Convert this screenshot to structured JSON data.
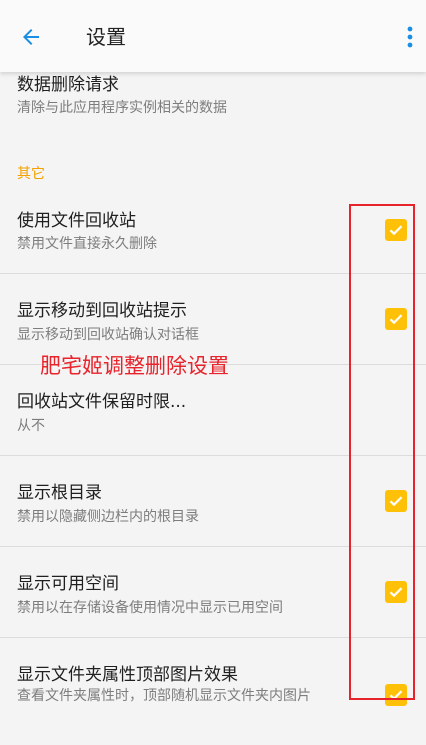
{
  "appbar": {
    "title": "设置",
    "back_icon": "arrow-left-icon",
    "more_icon": "more-vert-icon",
    "accent_color": "#1a8fe3"
  },
  "top_pref": {
    "title": "数据删除请求",
    "summary": "清除与此应用程序实例相关的数据"
  },
  "category": {
    "label": "其它",
    "color": "#f2a100"
  },
  "prefs": [
    {
      "title": "使用文件回收站",
      "summary": "禁用文件直接永久删除",
      "checked": true
    },
    {
      "title": "显示移动到回收站提示",
      "summary": "显示移动到回收站确认对话框",
      "checked": true
    },
    {
      "title": "回收站文件保留时限...",
      "summary": "从不"
    },
    {
      "title": "显示根目录",
      "summary": "禁用以隐藏侧边栏内的根目录",
      "checked": true
    },
    {
      "title": "显示可用空间",
      "summary": "禁用以在存储设备使用情况中显示已用空间",
      "checked": true
    },
    {
      "title": "显示文件夹属性顶部图片效果",
      "summary": "查看文件夹属性时，顶部随机显示文件夹内图片",
      "checked": true
    }
  ],
  "annotation": {
    "text": "肥宅姬调整删除设置",
    "color": "#e8232b"
  },
  "checkbox_color": "#ffc107"
}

**THE PROBLEM**
Leave the pictures out and write out every entry exactly as given.

**ANSWER TO THIS EXERCISE**
Convert this screenshot to structured JSON data.
{
  "appbar": {
    "title": "设置",
    "back_icon": "arrow-left-icon",
    "more_icon": "more-vert-icon",
    "accent_color": "#1a8fe3"
  },
  "top_pref": {
    "title": "数据删除请求",
    "summary": "清除与此应用程序实例相关的数据"
  },
  "category": {
    "label": "其它",
    "color": "#f2a100"
  },
  "prefs": [
    {
      "title": "使用文件回收站",
      "summary": "禁用文件直接永久删除",
      "checked": true
    },
    {
      "title": "显示移动到回收站提示",
      "summary": "显示移动到回收站确认对话框",
      "checked": true
    },
    {
      "title": "回收站文件保留时限...",
      "summary": "从不"
    },
    {
      "title": "显示根目录",
      "summary": "禁用以隐藏侧边栏内的根目录",
      "checked": true
    },
    {
      "title": "显示可用空间",
      "summary": "禁用以在存储设备使用情况中显示已用空间",
      "checked": true
    },
    {
      "title": "显示文件夹属性顶部图片效果",
      "summary": "查看文件夹属性时，顶部随机显示文件夹内图片",
      "checked": true
    }
  ],
  "annotation": {
    "text": "肥宅姬调整删除设置",
    "color": "#e8232b"
  },
  "checkbox_color": "#ffc107"
}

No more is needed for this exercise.